#### [SET PROBLEM]
Examine the entries and show every line in which the word "users" is found.

#### [THE DATA]
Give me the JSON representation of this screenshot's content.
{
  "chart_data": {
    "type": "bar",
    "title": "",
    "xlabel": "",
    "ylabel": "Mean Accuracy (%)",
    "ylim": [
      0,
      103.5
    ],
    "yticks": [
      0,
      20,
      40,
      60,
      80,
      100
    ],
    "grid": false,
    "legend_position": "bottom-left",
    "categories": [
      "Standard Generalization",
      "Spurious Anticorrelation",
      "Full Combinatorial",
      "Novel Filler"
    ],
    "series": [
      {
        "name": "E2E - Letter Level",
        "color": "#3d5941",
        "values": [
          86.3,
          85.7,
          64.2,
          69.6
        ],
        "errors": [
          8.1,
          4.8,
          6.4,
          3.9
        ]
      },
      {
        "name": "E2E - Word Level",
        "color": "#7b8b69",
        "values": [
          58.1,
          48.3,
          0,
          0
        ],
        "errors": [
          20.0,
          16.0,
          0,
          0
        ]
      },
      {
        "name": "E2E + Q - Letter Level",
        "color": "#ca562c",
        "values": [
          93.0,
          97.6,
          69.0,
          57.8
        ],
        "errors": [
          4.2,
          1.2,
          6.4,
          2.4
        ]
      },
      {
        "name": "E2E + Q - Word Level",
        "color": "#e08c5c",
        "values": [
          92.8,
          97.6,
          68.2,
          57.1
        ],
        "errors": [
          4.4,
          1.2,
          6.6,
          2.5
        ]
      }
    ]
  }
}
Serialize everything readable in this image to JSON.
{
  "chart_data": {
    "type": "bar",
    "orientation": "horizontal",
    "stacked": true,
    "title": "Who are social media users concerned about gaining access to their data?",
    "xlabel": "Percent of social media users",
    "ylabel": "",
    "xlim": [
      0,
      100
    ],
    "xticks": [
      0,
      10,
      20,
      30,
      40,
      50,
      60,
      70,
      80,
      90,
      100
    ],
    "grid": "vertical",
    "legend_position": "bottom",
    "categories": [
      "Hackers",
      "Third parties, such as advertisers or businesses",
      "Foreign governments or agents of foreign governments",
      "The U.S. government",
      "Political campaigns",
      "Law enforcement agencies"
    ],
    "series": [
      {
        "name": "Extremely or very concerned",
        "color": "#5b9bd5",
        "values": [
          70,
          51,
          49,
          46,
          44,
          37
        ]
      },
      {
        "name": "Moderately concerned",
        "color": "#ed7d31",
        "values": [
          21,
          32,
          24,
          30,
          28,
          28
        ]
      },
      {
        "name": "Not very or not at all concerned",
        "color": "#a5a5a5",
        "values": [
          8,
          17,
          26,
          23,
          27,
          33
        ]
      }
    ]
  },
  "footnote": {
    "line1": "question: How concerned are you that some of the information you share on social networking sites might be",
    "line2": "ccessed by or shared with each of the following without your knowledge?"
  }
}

#### [COMPLETE RESPONSE]
    "title": "Who are social media users concerned about gaining access to their data?",
    "xlabel": "Percent of social media users",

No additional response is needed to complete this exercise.